(Element placement data)
= = = = = = =

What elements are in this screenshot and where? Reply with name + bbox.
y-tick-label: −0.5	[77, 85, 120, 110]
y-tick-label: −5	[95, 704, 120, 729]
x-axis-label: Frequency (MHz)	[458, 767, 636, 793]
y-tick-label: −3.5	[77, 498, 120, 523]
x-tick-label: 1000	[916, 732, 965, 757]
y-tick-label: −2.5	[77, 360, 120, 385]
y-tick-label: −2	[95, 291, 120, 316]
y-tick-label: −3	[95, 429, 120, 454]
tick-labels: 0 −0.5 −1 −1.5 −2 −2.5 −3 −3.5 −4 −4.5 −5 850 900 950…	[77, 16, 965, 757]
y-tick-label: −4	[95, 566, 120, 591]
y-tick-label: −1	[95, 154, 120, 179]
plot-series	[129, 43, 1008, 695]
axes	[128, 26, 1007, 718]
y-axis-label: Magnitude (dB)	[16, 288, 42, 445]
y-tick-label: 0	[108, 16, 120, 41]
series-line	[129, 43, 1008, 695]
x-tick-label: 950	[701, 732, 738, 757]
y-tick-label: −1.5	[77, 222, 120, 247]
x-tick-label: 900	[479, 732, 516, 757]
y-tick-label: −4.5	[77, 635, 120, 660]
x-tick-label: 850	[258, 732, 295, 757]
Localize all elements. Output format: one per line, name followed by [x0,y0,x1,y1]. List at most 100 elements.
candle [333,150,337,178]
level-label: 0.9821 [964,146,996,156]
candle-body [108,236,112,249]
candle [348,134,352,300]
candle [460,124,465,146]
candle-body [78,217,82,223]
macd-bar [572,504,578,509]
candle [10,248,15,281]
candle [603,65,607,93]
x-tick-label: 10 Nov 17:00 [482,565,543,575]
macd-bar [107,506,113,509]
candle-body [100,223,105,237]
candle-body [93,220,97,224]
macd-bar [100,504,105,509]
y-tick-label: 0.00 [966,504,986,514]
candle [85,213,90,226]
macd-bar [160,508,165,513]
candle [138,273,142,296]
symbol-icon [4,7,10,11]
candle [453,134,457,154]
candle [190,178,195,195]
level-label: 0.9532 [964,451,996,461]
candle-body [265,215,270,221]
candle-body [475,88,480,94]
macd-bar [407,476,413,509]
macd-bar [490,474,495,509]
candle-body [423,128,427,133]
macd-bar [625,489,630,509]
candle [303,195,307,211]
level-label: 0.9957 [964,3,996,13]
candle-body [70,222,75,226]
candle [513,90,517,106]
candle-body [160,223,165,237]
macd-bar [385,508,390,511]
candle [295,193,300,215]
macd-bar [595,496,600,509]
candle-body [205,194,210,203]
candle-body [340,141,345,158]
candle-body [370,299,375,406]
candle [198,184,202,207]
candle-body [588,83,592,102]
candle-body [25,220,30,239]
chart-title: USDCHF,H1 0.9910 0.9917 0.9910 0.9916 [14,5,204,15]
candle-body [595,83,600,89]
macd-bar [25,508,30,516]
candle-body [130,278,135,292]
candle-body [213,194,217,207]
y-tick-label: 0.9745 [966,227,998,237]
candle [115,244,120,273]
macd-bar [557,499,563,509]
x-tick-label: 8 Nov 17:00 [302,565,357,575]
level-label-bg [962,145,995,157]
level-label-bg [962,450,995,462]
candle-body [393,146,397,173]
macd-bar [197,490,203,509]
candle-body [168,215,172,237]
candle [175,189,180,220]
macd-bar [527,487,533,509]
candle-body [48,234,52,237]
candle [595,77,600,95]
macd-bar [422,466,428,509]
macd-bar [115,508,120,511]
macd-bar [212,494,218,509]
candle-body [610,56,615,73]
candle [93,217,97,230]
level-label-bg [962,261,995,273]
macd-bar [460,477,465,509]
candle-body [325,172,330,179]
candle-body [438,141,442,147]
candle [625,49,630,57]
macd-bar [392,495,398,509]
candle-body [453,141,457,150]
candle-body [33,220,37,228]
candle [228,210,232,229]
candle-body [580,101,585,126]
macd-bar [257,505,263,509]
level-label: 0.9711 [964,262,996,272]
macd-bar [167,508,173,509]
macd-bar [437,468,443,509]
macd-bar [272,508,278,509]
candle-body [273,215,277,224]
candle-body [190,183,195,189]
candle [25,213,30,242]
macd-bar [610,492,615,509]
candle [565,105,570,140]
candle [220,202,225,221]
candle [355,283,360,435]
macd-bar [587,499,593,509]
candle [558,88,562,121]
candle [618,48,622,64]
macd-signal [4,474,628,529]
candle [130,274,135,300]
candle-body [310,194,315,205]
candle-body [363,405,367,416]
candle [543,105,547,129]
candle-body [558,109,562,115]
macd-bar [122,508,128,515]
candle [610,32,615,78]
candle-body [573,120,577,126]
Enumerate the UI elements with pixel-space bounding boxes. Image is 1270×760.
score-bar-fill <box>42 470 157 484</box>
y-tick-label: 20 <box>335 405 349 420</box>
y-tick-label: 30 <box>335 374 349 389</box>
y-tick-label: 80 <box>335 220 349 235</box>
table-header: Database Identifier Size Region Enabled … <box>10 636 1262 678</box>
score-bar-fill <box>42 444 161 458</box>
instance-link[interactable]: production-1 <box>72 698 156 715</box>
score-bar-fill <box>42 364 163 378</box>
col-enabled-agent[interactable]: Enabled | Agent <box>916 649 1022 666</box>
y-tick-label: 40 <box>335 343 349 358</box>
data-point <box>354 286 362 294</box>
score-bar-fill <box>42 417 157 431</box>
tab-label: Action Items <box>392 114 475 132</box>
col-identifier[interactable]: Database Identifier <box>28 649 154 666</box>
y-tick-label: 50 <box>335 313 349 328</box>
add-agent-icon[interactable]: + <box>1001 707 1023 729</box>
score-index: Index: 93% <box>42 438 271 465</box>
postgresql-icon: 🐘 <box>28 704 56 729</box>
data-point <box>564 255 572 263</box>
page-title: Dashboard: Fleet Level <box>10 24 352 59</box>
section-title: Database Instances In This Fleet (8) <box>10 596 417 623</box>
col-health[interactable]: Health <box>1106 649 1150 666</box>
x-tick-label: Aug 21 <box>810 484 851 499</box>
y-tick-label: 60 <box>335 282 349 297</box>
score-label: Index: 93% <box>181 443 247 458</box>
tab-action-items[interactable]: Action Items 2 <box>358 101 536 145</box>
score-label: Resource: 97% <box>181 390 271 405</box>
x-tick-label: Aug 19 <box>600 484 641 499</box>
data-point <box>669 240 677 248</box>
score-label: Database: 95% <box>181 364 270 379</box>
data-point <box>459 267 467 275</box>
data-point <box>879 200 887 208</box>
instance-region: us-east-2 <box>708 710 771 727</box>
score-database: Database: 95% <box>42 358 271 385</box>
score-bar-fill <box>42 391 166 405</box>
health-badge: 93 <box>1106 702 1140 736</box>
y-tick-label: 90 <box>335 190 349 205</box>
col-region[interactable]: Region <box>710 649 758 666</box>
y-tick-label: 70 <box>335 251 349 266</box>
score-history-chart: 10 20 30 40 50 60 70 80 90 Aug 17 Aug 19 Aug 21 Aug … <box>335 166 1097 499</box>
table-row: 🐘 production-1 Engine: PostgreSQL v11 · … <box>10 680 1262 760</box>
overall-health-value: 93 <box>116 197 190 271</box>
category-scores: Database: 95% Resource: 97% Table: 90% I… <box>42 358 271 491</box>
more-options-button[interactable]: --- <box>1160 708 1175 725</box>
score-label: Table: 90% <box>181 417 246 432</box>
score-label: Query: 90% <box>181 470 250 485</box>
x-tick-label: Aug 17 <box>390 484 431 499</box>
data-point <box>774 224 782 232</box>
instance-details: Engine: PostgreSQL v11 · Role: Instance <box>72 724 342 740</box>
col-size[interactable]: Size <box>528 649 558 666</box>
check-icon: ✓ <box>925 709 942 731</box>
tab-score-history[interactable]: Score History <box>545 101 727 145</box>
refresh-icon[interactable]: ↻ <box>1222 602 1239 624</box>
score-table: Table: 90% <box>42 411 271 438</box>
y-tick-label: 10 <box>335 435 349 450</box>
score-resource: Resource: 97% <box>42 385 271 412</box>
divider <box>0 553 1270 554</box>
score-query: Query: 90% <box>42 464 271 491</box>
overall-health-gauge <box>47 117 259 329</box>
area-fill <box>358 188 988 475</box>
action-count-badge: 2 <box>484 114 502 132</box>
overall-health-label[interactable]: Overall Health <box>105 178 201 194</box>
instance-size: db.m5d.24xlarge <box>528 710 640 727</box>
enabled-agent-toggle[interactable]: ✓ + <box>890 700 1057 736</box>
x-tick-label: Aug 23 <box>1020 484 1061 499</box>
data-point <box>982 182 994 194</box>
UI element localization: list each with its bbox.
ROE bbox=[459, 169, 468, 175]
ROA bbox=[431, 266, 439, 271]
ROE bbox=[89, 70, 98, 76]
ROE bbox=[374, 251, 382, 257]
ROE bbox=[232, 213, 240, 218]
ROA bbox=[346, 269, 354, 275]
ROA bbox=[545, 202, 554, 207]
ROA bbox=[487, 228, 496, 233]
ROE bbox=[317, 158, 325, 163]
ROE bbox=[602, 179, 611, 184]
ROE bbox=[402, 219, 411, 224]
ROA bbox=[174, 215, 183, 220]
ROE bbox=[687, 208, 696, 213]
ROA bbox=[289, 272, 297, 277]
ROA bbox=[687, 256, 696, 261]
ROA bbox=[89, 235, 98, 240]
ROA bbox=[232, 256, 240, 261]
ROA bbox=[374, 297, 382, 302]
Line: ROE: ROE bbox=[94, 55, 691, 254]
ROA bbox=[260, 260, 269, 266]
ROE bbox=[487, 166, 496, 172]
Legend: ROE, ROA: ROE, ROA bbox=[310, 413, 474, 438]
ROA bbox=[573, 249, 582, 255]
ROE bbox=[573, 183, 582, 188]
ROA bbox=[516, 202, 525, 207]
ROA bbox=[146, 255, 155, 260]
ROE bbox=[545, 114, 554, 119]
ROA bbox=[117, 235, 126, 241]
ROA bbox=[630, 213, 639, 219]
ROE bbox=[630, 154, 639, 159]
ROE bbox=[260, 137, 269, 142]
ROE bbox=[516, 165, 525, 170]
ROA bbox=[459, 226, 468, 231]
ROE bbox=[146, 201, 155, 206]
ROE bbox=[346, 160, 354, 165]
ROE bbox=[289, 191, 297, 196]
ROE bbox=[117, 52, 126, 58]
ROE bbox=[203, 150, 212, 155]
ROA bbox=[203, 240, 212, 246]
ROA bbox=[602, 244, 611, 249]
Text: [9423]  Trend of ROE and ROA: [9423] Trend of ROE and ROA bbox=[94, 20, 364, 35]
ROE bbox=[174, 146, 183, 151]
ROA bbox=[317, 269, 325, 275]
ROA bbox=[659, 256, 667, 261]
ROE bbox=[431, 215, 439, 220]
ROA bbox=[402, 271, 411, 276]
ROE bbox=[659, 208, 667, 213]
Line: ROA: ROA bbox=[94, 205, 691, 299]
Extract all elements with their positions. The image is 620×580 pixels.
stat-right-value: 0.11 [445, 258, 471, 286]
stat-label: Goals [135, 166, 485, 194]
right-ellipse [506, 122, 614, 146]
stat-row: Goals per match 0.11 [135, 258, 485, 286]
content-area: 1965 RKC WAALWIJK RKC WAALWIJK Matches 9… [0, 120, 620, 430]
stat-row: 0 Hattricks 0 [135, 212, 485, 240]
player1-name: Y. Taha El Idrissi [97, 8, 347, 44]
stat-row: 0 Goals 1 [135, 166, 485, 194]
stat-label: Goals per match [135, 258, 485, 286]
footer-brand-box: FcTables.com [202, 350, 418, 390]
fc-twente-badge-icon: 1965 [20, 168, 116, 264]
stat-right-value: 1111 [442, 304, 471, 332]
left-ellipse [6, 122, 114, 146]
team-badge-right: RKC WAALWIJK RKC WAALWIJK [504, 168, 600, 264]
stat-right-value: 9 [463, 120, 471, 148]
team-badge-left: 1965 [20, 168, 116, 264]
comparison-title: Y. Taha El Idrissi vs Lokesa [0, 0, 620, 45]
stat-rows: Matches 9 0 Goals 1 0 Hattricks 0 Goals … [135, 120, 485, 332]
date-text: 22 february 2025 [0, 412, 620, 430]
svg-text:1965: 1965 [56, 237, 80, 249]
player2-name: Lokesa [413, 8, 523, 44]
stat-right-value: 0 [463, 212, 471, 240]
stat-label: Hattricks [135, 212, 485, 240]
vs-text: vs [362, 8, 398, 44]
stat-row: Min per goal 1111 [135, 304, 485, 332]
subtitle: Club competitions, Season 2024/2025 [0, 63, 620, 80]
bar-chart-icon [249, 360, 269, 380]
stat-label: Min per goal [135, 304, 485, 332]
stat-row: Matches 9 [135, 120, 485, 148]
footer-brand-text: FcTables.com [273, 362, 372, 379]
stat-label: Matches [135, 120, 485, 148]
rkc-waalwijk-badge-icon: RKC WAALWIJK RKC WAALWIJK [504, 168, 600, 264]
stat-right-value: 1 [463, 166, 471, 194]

= = = = = = =

**Given request**
Retype the rows from the very first one up to and including the line with "candle [303,195,307,211]", leaving every line unchanged.

**Task output**
What elements are in this screenshot and where? Reply with name + bbox.
y-tick-label: −0.5	[77, 85, 120, 110]
y-tick-label: −5	[95, 704, 120, 729]
x-axis-label: Frequency (MHz)	[458, 767, 636, 793]
y-tick-label: −3.5	[77, 498, 120, 523]
x-tick-label: 1000	[916, 732, 965, 757]
y-tick-label: −2.5	[77, 360, 120, 385]
y-tick-label: −2	[95, 291, 120, 316]
y-tick-label: −3	[95, 429, 120, 454]
tick-labels: 0 −0.5 −1 −1.5 −2 −2.5 −3 −3.5 −4 −4.5 −5 850 900 950…	[77, 16, 965, 757]
y-tick-label: −4	[95, 566, 120, 591]
y-tick-label: −1	[95, 154, 120, 179]
plot-series	[129, 43, 1008, 695]
axes	[128, 26, 1007, 718]
y-axis-label: Magnitude (dB)	[16, 288, 42, 445]
y-tick-label: 0	[108, 16, 120, 41]
series-line	[129, 43, 1008, 695]
x-tick-label: 950	[701, 732, 738, 757]
y-tick-label: −1.5	[77, 222, 120, 247]
x-tick-label: 900	[479, 732, 516, 757]
y-tick-label: −4.5	[77, 635, 120, 660]
x-tick-label: 850	[258, 732, 295, 757]
Localize all elements. Output format: one per line, name followed by [x0,y0,x1,y1]. List at most 100 elements.
candle [333,150,337,178]
level-label: 0.9821 [964,146,996,156]
candle-body [108,236,112,249]
candle [348,134,352,300]
candle [460,124,465,146]
candle-body [78,217,82,223]
macd-bar [572,504,578,509]
candle [10,248,15,281]
candle [603,65,607,93]
x-tick-label: 10 Nov 17:00 [482,565,543,575]
macd-bar [107,506,113,509]
candle-body [100,223,105,237]
candle-body [93,220,97,224]
macd-bar [100,504,105,509]
y-tick-label: 0.00 [966,504,986,514]
candle [85,213,90,226]
macd-bar [160,508,165,513]
candle [138,273,142,296]
symbol-icon [4,7,10,11]
candle [453,134,457,154]
candle [190,178,195,195]
level-label: 0.9532 [964,451,996,461]
candle-body [265,215,270,221]
candle-body [475,88,480,94]
macd-bar [407,476,413,509]
macd-bar [490,474,495,509]
candle-body [423,128,427,133]
macd-bar [625,489,630,509]
candle [303,195,307,211]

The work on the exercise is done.